--- start ---
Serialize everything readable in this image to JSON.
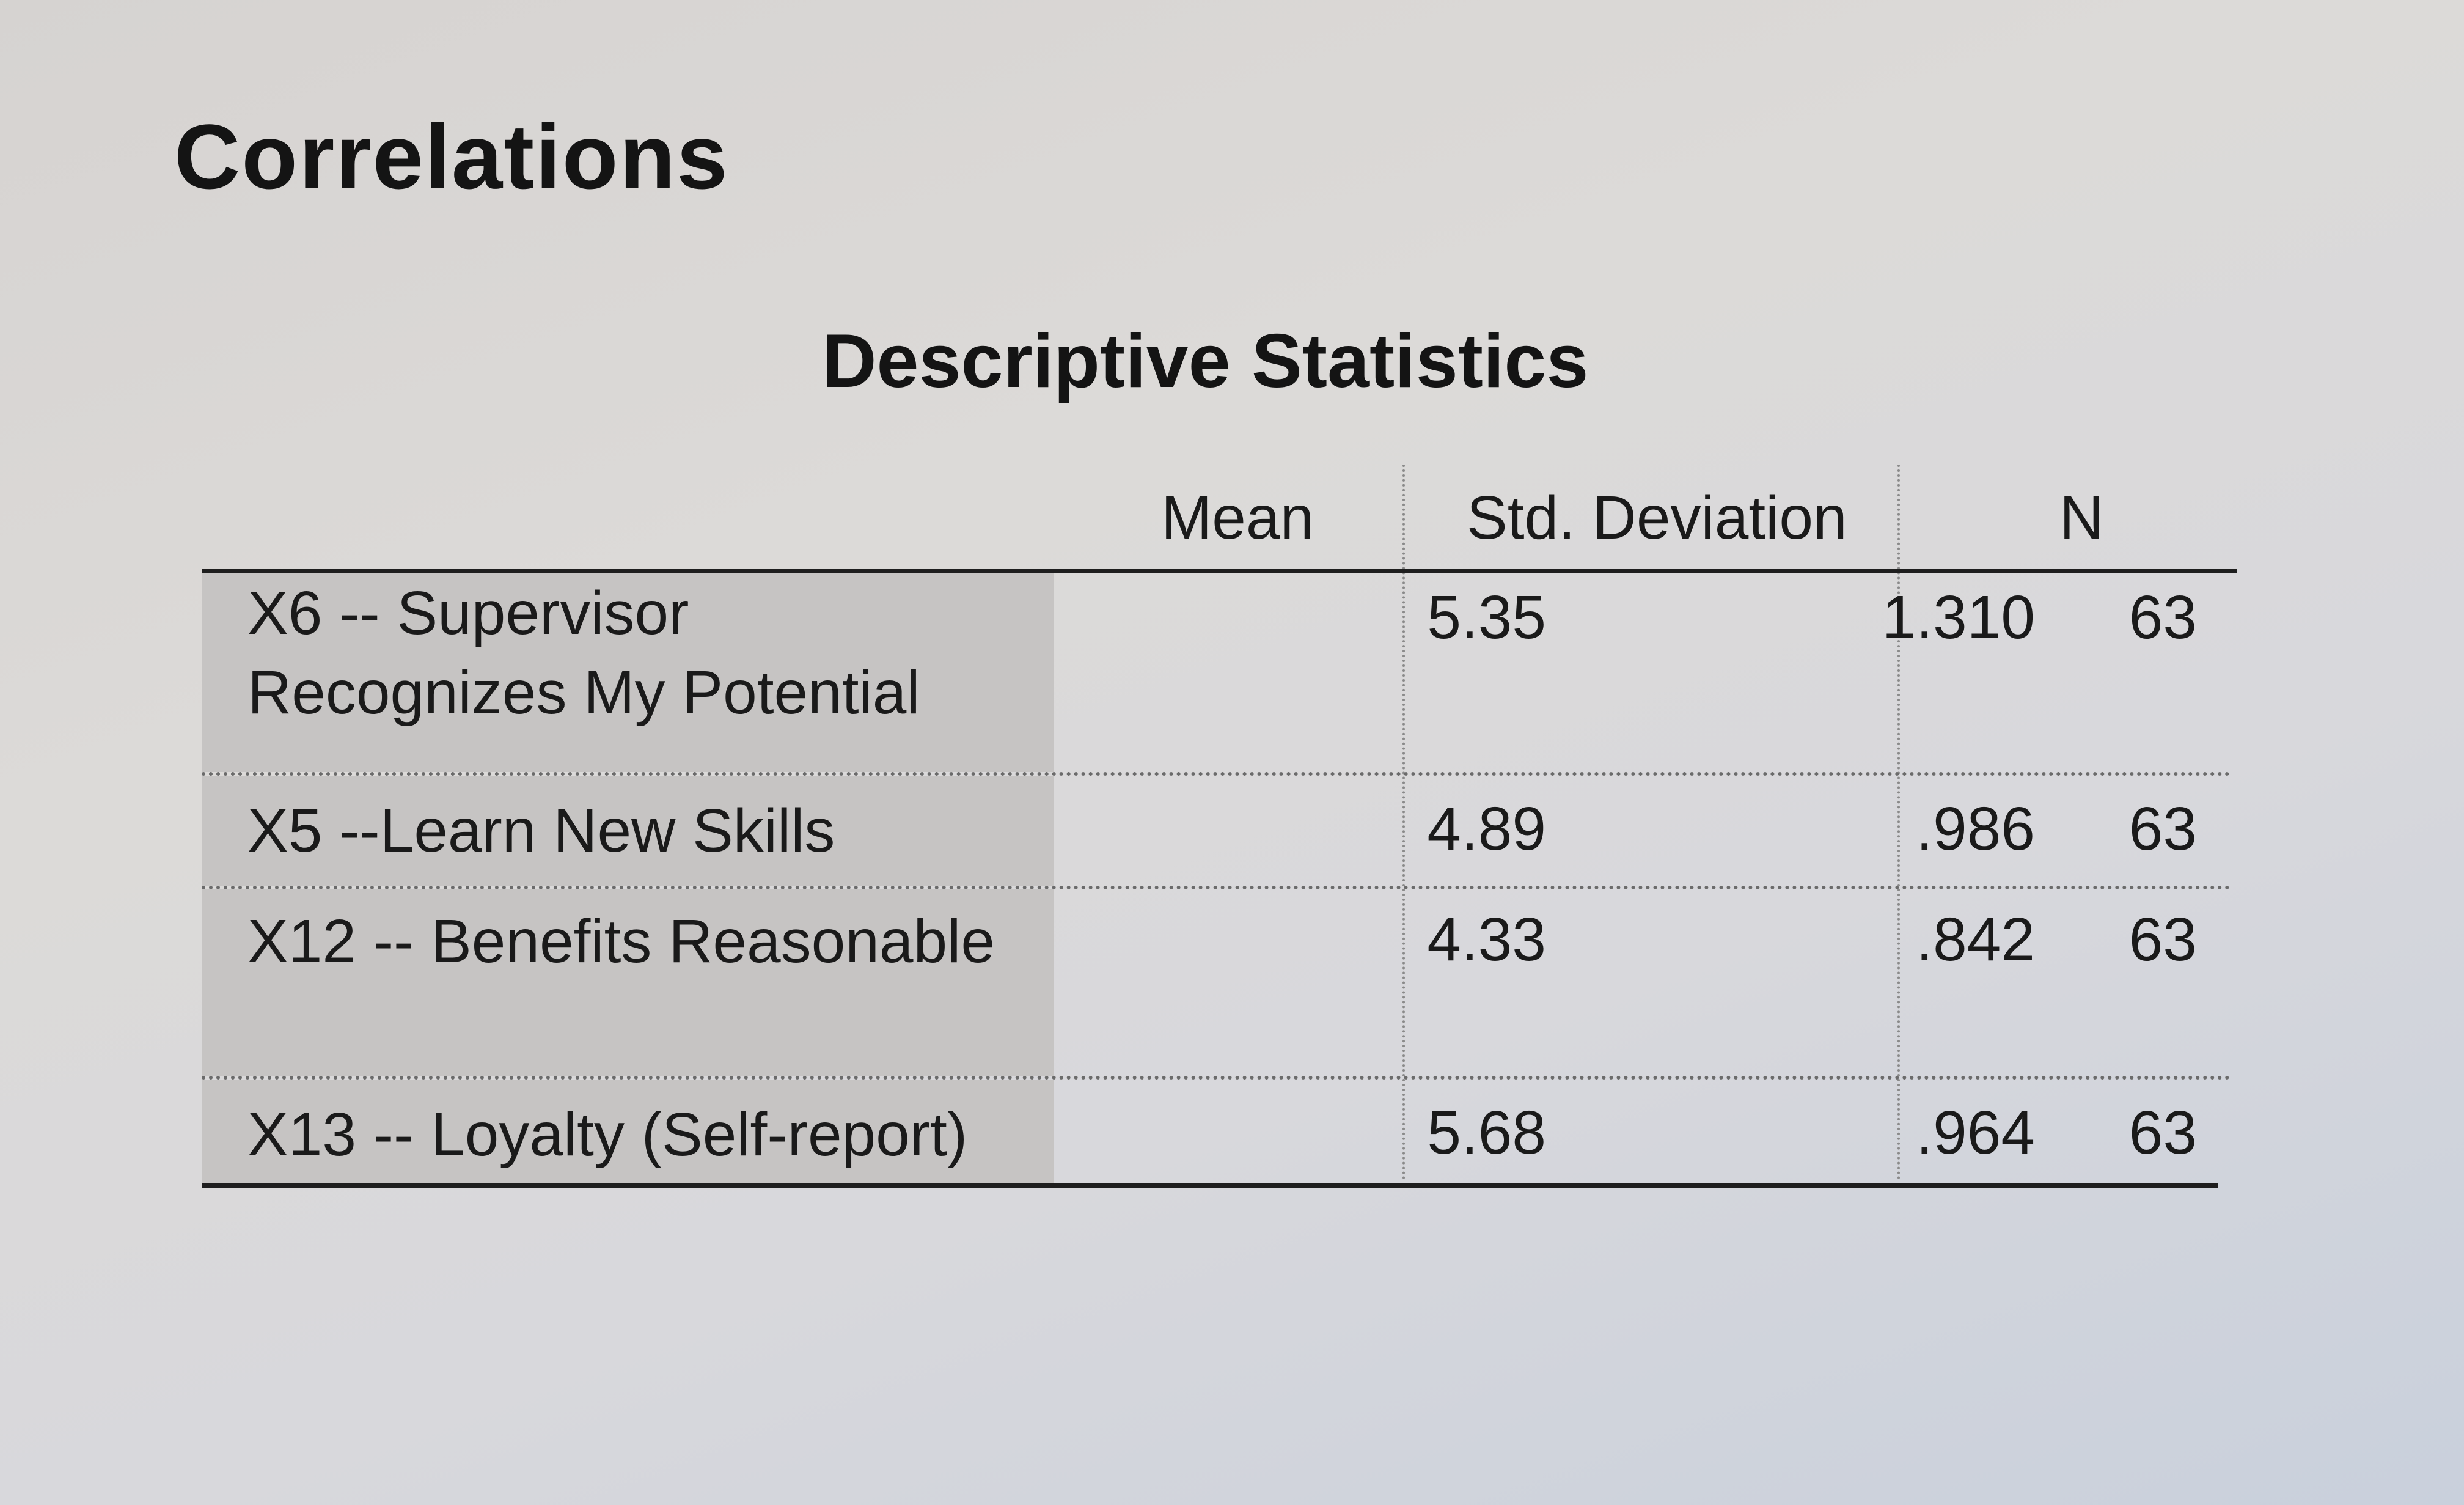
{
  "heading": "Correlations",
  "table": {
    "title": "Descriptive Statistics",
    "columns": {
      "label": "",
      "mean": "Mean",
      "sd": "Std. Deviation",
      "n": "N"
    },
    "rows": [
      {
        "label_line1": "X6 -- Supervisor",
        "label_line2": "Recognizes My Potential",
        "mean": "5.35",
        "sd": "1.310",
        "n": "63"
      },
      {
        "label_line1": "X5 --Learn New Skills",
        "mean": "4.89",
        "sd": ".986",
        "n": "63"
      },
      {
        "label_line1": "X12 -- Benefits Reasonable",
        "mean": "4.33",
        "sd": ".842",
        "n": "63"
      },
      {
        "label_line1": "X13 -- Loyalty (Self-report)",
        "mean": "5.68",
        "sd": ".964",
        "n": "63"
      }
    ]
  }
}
--- end ---
- GOAL:
The records above need to be given again exactly. Omit the pictures.

- COMPLETED TASK:
Serialize everything readable in this image to JSON.
{
  "heading": "Correlations",
  "table": {
    "title": "Descriptive Statistics",
    "columns": {
      "label": "",
      "mean": "Mean",
      "sd": "Std. Deviation",
      "n": "N"
    },
    "rows": [
      {
        "label_line1": "X6 -- Supervisor",
        "label_line2": "Recognizes My Potential",
        "mean": "5.35",
        "sd": "1.310",
        "n": "63"
      },
      {
        "label_line1": "X5 --Learn New Skills",
        "mean": "4.89",
        "sd": ".986",
        "n": "63"
      },
      {
        "label_line1": "X12 -- Benefits Reasonable",
        "mean": "4.33",
        "sd": ".842",
        "n": "63"
      },
      {
        "label_line1": "X13 -- Loyalty (Self-report)",
        "mean": "5.68",
        "sd": ".964",
        "n": "63"
      }
    ]
  }
}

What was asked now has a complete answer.